Stored data entries

-.-.-

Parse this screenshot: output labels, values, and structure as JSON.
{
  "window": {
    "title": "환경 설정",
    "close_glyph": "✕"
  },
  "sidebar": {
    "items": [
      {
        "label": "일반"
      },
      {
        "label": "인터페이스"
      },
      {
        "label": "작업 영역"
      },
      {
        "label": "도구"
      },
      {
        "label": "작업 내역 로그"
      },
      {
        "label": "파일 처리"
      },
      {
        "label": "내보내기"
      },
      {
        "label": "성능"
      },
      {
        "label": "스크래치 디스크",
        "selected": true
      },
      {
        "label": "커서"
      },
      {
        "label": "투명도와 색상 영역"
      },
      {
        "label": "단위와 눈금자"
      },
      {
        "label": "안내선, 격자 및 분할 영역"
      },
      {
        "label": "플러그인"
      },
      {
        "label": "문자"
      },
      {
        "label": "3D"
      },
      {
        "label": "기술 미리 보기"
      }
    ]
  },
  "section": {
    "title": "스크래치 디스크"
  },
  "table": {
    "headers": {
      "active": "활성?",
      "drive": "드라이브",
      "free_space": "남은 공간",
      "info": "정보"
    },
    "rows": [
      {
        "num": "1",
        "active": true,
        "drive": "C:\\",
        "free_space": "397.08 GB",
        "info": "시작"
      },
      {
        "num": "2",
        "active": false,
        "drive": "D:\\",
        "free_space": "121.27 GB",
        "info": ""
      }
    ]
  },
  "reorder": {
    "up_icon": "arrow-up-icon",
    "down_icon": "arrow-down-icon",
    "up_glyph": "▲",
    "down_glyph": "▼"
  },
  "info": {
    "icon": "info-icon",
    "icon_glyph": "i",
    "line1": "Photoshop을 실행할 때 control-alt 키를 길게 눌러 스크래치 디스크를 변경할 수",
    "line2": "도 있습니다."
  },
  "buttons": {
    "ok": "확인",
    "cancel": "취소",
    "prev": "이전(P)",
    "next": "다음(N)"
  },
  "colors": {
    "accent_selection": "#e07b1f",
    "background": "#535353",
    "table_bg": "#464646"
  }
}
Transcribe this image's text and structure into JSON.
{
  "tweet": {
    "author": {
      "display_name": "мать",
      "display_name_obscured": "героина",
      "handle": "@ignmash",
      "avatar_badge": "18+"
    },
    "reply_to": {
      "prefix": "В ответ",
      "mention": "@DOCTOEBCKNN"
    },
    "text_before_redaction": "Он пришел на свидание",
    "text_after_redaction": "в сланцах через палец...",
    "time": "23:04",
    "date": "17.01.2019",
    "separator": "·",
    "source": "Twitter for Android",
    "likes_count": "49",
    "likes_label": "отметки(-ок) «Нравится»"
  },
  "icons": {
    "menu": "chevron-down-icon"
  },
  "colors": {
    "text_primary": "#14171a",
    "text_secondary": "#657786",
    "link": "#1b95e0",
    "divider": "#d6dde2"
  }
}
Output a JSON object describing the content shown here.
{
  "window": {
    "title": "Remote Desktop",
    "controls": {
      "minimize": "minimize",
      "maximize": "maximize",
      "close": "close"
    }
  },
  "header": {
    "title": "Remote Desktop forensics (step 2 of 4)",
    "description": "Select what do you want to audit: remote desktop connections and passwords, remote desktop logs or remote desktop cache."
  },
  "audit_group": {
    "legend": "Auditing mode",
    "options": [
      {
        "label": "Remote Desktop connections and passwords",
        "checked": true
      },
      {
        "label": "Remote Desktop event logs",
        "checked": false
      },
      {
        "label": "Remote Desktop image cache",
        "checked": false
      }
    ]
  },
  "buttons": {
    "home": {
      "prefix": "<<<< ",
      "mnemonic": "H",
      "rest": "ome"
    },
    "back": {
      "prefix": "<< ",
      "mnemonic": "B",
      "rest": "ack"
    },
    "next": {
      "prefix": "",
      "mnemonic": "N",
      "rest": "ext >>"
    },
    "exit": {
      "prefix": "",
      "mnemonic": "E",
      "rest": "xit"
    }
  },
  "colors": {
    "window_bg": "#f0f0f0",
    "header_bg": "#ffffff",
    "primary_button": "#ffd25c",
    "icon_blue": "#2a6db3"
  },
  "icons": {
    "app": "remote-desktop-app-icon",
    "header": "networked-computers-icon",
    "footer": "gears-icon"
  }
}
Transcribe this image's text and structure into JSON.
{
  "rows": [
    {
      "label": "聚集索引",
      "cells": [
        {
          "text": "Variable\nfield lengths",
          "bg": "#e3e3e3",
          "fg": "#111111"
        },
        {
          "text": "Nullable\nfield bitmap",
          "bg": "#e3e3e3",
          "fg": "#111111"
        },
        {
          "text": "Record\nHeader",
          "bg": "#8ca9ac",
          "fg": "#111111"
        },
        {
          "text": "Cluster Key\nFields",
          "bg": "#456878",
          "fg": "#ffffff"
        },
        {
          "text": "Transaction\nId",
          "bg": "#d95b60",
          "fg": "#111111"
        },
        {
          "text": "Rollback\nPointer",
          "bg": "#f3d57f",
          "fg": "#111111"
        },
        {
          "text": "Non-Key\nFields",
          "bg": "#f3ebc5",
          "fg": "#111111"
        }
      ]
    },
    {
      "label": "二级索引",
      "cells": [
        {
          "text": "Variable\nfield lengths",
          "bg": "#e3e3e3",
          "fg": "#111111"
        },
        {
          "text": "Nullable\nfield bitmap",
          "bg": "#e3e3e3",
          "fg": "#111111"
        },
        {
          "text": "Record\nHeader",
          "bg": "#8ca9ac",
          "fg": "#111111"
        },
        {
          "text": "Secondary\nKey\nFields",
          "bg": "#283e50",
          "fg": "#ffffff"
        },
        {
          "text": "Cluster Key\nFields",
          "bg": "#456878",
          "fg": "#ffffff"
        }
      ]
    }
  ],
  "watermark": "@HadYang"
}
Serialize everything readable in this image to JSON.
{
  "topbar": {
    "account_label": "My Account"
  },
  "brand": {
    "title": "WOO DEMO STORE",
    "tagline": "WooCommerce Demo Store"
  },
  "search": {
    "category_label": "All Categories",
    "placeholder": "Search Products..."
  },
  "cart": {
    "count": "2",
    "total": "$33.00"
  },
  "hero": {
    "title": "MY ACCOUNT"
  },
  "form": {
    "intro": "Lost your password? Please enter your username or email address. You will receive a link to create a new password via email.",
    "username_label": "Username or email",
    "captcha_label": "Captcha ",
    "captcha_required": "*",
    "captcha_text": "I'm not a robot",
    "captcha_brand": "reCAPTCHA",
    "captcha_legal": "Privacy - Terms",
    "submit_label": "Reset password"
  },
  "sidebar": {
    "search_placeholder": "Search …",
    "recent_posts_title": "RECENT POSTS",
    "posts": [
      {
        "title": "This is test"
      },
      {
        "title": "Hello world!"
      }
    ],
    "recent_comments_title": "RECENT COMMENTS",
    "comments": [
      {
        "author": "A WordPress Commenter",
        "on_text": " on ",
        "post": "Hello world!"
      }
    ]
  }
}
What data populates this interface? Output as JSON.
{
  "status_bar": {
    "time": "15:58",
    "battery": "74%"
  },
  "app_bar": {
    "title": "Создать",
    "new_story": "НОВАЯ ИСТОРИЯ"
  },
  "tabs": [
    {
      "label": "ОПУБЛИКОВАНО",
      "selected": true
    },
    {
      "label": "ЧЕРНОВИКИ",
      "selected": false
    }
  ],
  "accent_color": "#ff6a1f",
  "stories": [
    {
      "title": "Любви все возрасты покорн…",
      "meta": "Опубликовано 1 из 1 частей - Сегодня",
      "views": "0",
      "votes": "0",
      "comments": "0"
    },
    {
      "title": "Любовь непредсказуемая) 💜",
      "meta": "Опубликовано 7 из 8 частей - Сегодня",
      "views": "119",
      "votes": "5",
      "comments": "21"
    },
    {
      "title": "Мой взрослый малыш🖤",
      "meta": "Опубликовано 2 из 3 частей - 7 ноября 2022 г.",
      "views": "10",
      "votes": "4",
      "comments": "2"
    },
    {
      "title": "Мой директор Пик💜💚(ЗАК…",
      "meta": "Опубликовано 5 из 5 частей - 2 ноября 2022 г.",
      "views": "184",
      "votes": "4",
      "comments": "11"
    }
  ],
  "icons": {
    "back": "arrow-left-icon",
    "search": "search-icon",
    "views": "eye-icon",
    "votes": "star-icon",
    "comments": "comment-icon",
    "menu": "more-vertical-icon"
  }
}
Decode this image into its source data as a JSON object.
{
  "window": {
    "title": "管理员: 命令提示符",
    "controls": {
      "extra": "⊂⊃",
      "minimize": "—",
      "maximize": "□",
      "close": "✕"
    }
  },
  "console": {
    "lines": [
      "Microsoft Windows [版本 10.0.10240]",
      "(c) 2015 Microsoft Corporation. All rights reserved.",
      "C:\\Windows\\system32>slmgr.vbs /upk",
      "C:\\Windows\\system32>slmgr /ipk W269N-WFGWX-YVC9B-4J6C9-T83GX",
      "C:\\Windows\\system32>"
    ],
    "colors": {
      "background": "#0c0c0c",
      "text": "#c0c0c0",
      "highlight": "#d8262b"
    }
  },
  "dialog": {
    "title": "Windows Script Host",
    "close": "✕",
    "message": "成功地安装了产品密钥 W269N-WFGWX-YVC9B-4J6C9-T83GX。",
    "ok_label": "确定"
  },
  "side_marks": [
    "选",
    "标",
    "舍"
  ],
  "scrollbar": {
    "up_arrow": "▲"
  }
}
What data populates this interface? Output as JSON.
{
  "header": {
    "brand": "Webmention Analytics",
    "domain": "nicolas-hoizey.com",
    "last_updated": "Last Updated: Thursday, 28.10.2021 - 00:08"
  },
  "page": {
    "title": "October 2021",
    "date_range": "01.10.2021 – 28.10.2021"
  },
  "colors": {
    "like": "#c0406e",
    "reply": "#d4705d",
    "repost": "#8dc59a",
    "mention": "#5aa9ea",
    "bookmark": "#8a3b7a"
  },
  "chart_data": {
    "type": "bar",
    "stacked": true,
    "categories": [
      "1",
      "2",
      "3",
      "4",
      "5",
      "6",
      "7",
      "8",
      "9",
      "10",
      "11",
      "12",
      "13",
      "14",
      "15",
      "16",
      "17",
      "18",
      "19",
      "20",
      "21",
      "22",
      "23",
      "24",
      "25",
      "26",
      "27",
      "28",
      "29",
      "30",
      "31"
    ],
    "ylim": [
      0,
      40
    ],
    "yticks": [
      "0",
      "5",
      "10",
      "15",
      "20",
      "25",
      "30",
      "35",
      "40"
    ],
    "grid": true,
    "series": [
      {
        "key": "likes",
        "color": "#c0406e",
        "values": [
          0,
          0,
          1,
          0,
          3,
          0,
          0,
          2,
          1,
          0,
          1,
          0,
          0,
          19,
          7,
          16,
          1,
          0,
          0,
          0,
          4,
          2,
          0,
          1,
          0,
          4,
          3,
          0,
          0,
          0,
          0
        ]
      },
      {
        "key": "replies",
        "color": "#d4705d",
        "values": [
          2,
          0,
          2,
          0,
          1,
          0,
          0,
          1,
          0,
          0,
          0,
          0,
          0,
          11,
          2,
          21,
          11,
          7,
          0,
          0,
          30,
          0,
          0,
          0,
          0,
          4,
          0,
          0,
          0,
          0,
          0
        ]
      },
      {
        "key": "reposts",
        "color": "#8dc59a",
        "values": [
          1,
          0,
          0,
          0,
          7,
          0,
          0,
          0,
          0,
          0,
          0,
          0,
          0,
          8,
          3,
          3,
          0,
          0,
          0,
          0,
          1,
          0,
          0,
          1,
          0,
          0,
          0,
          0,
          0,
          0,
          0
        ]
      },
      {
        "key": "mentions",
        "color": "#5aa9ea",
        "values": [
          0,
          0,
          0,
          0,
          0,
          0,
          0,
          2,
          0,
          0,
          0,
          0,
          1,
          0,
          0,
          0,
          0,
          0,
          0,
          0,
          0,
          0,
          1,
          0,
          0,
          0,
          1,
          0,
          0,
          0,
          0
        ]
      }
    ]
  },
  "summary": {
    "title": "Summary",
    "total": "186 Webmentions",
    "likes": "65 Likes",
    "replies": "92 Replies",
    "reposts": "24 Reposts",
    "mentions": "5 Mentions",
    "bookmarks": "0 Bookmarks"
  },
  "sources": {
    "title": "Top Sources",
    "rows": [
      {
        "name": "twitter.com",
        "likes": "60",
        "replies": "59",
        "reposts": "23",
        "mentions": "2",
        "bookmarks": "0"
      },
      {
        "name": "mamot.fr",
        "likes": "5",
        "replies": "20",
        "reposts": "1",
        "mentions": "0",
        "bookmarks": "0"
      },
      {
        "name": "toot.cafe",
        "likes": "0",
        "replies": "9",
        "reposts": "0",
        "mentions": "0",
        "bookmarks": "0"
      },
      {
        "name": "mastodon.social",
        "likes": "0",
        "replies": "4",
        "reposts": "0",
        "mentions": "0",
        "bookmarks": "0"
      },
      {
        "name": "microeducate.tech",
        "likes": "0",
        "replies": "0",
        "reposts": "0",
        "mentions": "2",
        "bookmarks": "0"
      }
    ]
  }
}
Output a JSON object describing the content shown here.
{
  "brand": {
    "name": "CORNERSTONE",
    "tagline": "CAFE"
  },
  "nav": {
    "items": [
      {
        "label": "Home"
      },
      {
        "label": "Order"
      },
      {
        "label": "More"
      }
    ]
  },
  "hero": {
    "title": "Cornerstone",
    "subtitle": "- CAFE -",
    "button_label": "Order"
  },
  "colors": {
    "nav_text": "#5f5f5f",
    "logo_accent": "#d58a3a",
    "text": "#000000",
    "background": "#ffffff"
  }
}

-.-.-

- TASK DESCRIPTION -
What is the number of lines in this material that hold the string "Windows"? Answer with that number only.

- EXPECTED ANSWER -
5